Short problem:
Search the listing for the string "将样品配制成" and copy every line that contains it.

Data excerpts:
^^^^
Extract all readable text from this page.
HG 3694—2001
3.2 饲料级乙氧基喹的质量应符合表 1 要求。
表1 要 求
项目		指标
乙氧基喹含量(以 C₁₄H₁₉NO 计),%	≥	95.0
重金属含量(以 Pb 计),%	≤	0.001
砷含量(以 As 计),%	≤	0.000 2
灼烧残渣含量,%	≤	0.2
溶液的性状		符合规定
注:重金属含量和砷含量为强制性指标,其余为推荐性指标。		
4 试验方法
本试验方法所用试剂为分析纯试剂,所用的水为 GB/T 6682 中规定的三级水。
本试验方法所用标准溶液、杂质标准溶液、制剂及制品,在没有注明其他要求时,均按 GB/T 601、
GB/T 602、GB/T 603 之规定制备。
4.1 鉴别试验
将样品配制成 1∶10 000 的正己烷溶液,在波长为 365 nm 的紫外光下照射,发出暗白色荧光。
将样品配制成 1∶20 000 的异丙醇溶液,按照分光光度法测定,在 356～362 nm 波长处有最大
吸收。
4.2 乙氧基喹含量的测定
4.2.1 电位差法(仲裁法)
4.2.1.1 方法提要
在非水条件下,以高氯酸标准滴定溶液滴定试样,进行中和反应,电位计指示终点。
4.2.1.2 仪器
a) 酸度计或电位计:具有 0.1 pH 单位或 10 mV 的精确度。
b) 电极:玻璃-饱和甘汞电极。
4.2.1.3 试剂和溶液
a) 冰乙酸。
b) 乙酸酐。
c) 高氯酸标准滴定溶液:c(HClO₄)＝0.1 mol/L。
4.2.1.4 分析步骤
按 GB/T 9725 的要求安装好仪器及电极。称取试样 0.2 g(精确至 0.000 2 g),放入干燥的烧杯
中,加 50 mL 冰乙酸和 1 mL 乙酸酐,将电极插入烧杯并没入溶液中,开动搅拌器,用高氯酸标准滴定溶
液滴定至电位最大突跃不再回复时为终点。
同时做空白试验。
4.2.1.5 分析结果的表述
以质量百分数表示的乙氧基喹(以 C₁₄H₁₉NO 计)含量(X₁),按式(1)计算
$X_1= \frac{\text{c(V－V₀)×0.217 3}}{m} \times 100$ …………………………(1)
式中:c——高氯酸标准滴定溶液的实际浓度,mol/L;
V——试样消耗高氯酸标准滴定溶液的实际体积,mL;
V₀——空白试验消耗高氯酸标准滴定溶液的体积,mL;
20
^^^^
Response to the task:
将样品配制成 1∶10 000 的正己烷溶液,在波长为 365 nm 的紫外光下照射,发出暗白色荧光。
将样品配制成 1∶20 000 的异丙醇溶液,按照分光光度法测定,在 356～362 nm 波长处有最大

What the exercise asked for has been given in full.